> **Instructions for the task**:
Transcribe the listing verbatim. Do not carry over any pictures.

Figure dataset records
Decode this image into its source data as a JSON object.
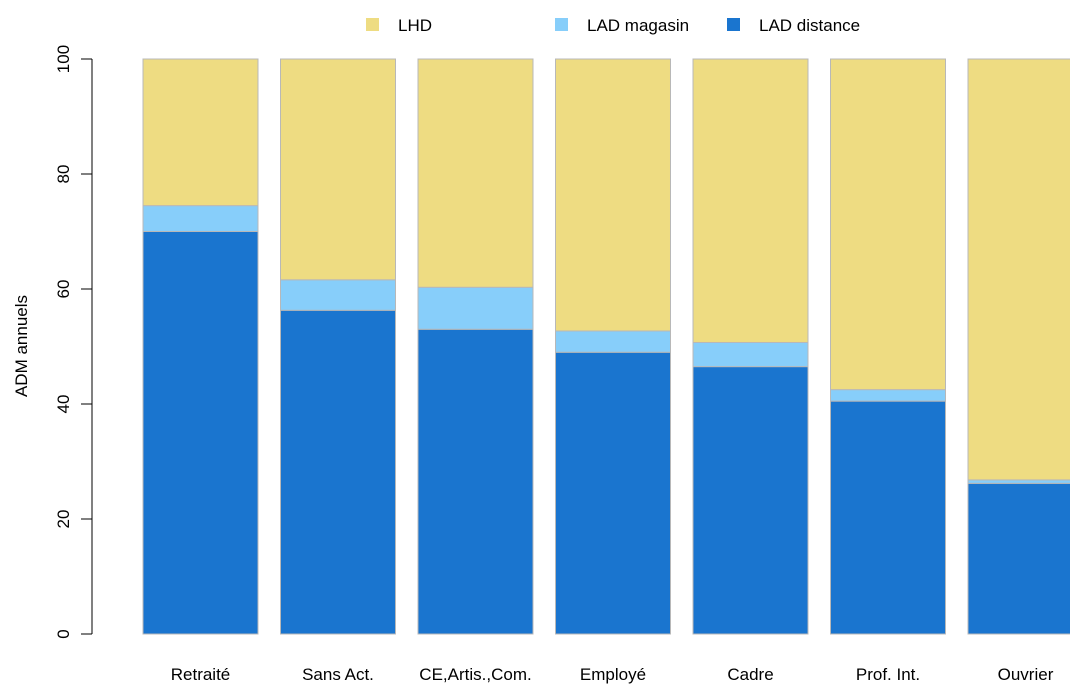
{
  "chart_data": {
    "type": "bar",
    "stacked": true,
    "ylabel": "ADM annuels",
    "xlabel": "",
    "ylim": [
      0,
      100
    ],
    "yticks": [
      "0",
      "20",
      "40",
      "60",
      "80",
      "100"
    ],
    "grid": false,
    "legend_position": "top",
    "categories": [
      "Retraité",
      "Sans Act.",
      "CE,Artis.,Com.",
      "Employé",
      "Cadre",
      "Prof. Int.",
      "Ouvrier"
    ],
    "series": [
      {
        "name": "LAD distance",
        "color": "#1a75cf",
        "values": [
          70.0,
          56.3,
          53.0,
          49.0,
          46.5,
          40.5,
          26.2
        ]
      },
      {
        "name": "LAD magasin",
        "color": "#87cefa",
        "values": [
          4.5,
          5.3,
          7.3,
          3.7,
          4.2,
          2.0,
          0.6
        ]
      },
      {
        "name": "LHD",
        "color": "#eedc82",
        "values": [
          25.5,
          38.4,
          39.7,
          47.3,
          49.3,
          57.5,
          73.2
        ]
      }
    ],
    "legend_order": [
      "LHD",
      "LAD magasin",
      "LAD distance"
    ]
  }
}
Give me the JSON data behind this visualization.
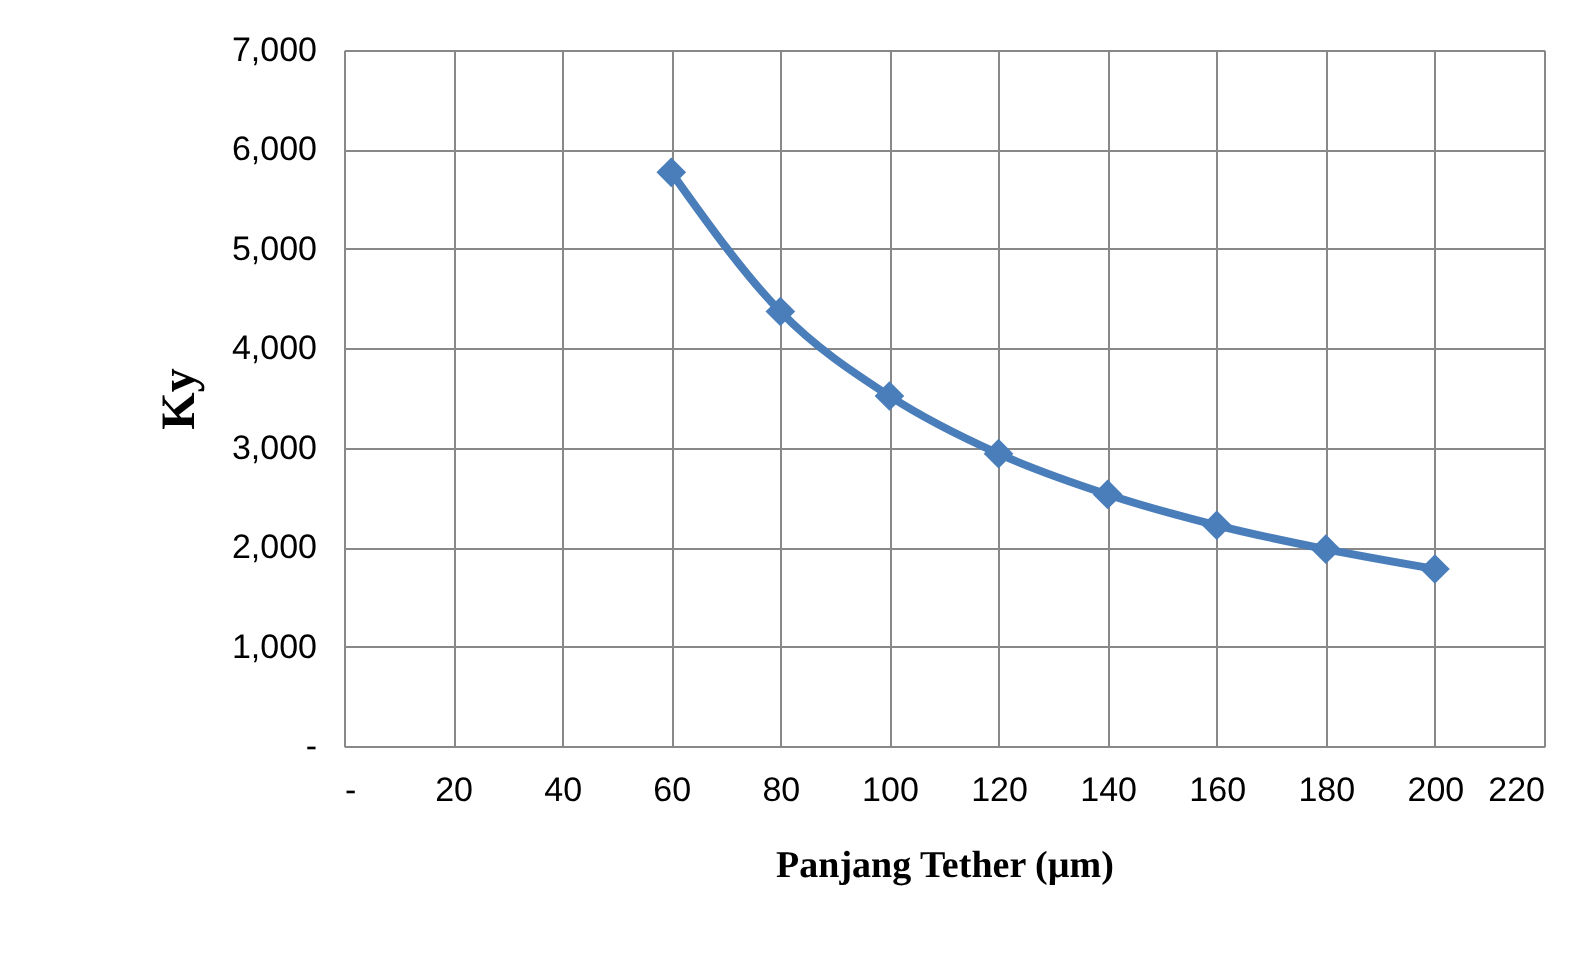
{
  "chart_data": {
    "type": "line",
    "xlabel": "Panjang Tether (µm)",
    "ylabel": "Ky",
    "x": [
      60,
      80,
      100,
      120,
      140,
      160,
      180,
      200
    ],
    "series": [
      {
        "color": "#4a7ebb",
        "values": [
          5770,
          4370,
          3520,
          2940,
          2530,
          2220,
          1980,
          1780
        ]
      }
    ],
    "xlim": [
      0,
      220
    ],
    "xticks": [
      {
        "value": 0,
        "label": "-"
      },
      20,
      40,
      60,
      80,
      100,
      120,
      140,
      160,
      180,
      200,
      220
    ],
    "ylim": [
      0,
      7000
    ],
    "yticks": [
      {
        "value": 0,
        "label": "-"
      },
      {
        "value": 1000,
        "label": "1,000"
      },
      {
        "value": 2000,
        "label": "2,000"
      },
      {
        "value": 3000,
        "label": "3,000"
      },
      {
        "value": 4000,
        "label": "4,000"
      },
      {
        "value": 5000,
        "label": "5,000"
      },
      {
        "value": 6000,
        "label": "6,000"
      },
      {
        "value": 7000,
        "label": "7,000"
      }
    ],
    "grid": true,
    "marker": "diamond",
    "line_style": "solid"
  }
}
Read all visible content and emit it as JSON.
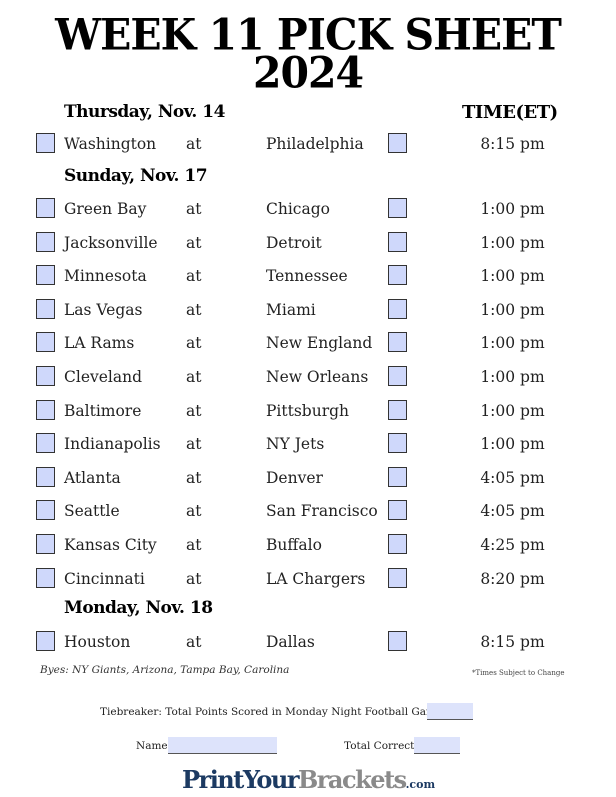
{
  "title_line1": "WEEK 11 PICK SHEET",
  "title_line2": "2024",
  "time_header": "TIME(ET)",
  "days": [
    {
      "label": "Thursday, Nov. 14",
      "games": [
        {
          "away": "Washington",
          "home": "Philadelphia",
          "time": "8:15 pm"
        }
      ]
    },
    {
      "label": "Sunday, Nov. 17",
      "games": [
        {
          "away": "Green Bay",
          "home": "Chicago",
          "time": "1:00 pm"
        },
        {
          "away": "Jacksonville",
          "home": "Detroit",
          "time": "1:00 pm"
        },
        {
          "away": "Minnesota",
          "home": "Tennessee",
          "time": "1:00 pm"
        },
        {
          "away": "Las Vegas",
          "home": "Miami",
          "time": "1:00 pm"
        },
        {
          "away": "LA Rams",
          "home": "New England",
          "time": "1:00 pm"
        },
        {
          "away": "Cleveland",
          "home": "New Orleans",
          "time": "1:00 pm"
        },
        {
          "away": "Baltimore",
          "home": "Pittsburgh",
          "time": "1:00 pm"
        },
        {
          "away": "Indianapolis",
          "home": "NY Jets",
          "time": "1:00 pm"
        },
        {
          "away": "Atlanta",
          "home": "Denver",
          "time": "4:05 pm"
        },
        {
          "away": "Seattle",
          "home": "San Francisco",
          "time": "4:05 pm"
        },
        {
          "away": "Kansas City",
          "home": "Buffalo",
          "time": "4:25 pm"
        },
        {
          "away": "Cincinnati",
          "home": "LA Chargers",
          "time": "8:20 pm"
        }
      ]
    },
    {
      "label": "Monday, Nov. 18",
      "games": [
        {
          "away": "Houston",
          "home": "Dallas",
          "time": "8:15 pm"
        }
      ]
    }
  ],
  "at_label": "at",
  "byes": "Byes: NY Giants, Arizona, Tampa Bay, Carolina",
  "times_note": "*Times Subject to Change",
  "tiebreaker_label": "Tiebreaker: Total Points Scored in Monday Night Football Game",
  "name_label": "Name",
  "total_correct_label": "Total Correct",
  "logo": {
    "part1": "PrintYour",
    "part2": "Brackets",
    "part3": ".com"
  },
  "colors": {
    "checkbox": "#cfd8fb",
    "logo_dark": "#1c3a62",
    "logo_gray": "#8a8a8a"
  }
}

> **Written response**:
Decode this image into its source data as a JSON object.
{
  "chart_data": {
    "type": "bar",
    "stacked": true,
    "ylabel": "ADM annuels",
    "xlabel": "",
    "ylim": [
      0,
      100
    ],
    "yticks": [
      "0",
      "20",
      "40",
      "60",
      "80",
      "100"
    ],
    "grid": false,
    "legend_position": "top",
    "categories": [
      "Retraité",
      "Sans Act.",
      "CE,Artis.,Com.",
      "Employé",
      "Cadre",
      "Prof. Int.",
      "Ouvrier"
    ],
    "series": [
      {
        "name": "LAD distance",
        "color": "#1a75cf",
        "values": [
          70.0,
          56.3,
          53.0,
          49.0,
          46.5,
          40.5,
          26.2
        ]
      },
      {
        "name": "LAD magasin",
        "color": "#87cefa",
        "values": [
          4.5,
          5.3,
          7.3,
          3.7,
          4.2,
          2.0,
          0.6
        ]
      },
      {
        "name": "LHD",
        "color": "#eedc82",
        "values": [
          25.5,
          38.4,
          39.7,
          47.3,
          49.3,
          57.5,
          73.2
        ]
      }
    ],
    "legend_order": [
      "LHD",
      "LAD magasin",
      "LAD distance"
    ]
  }
}
Give me the JSON data behind this visualization.
{
  "chart_data": {
    "type": "line",
    "xlabel": "Panjang Tether (µm)",
    "ylabel": "Ky",
    "x": [
      60,
      80,
      100,
      120,
      140,
      160,
      180,
      200
    ],
    "series": [
      {
        "color": "#4a7ebb",
        "values": [
          5770,
          4370,
          3520,
          2940,
          2530,
          2220,
          1980,
          1780
        ]
      }
    ],
    "xlim": [
      0,
      220
    ],
    "xticks": [
      {
        "value": 0,
        "label": "-"
      },
      20,
      40,
      60,
      80,
      100,
      120,
      140,
      160,
      180,
      200,
      220
    ],
    "ylim": [
      0,
      7000
    ],
    "yticks": [
      {
        "value": 0,
        "label": "-"
      },
      {
        "value": 1000,
        "label": "1,000"
      },
      {
        "value": 2000,
        "label": "2,000"
      },
      {
        "value": 3000,
        "label": "3,000"
      },
      {
        "value": 4000,
        "label": "4,000"
      },
      {
        "value": 5000,
        "label": "5,000"
      },
      {
        "value": 6000,
        "label": "6,000"
      },
      {
        "value": 7000,
        "label": "7,000"
      }
    ],
    "grid": true,
    "marker": "diamond",
    "line_style": "solid"
  }
}
Read all visible content and emit it as JSON.
{
  "title_line1": "WEEK 11 PICK SHEET",
  "title_line2": "2024",
  "time_header": "TIME(ET)",
  "days": [
    {
      "label": "Thursday, Nov. 14",
      "games": [
        {
          "away": "Washington",
          "home": "Philadelphia",
          "time": "8:15 pm"
        }
      ]
    },
    {
      "label": "Sunday, Nov. 17",
      "games": [
        {
          "away": "Green Bay",
          "home": "Chicago",
          "time": "1:00 pm"
        },
        {
          "away": "Jacksonville",
          "home": "Detroit",
          "time": "1:00 pm"
        },
        {
          "away": "Minnesota",
          "home": "Tennessee",
          "time": "1:00 pm"
        },
        {
          "away": "Las Vegas",
          "home": "Miami",
          "time": "1:00 pm"
        },
        {
          "away": "LA Rams",
          "home": "New England",
          "time": "1:00 pm"
        },
        {
          "away": "Cleveland",
          "home": "New Orleans",
          "time": "1:00 pm"
        },
        {
          "away": "Baltimore",
          "home": "Pittsburgh",
          "time": "1:00 pm"
        },
        {
          "away": "Indianapolis",
          "home": "NY Jets",
          "time": "1:00 pm"
        },
        {
          "away": "Atlanta",
          "home": "Denver",
          "time": "4:05 pm"
        },
        {
          "away": "Seattle",
          "home": "San Francisco",
          "time": "4:05 pm"
        },
        {
          "away": "Kansas City",
          "home": "Buffalo",
          "time": "4:25 pm"
        },
        {
          "away": "Cincinnati",
          "home": "LA Chargers",
          "time": "8:20 pm"
        }
      ]
    },
    {
      "label": "Monday, Nov. 18",
      "games": [
        {
          "away": "Houston",
          "home": "Dallas",
          "time": "8:15 pm"
        }
      ]
    }
  ],
  "at_label": "at",
  "byes": "Byes: NY Giants, Arizona, Tampa Bay, Carolina",
  "times_note": "*Times Subject to Change",
  "tiebreaker_label": "Tiebreaker: Total Points Scored in Monday Night Football Game",
  "name_label": "Name",
  "total_correct_label": "Total Correct",
  "logo": {
    "part1": "PrintYour",
    "part2": "Brackets",
    "part3": ".com"
  },
  "colors": {
    "checkbox": "#cfd8fb",
    "logo_dark": "#1c3a62",
    "logo_gray": "#8a8a8a"
  }
}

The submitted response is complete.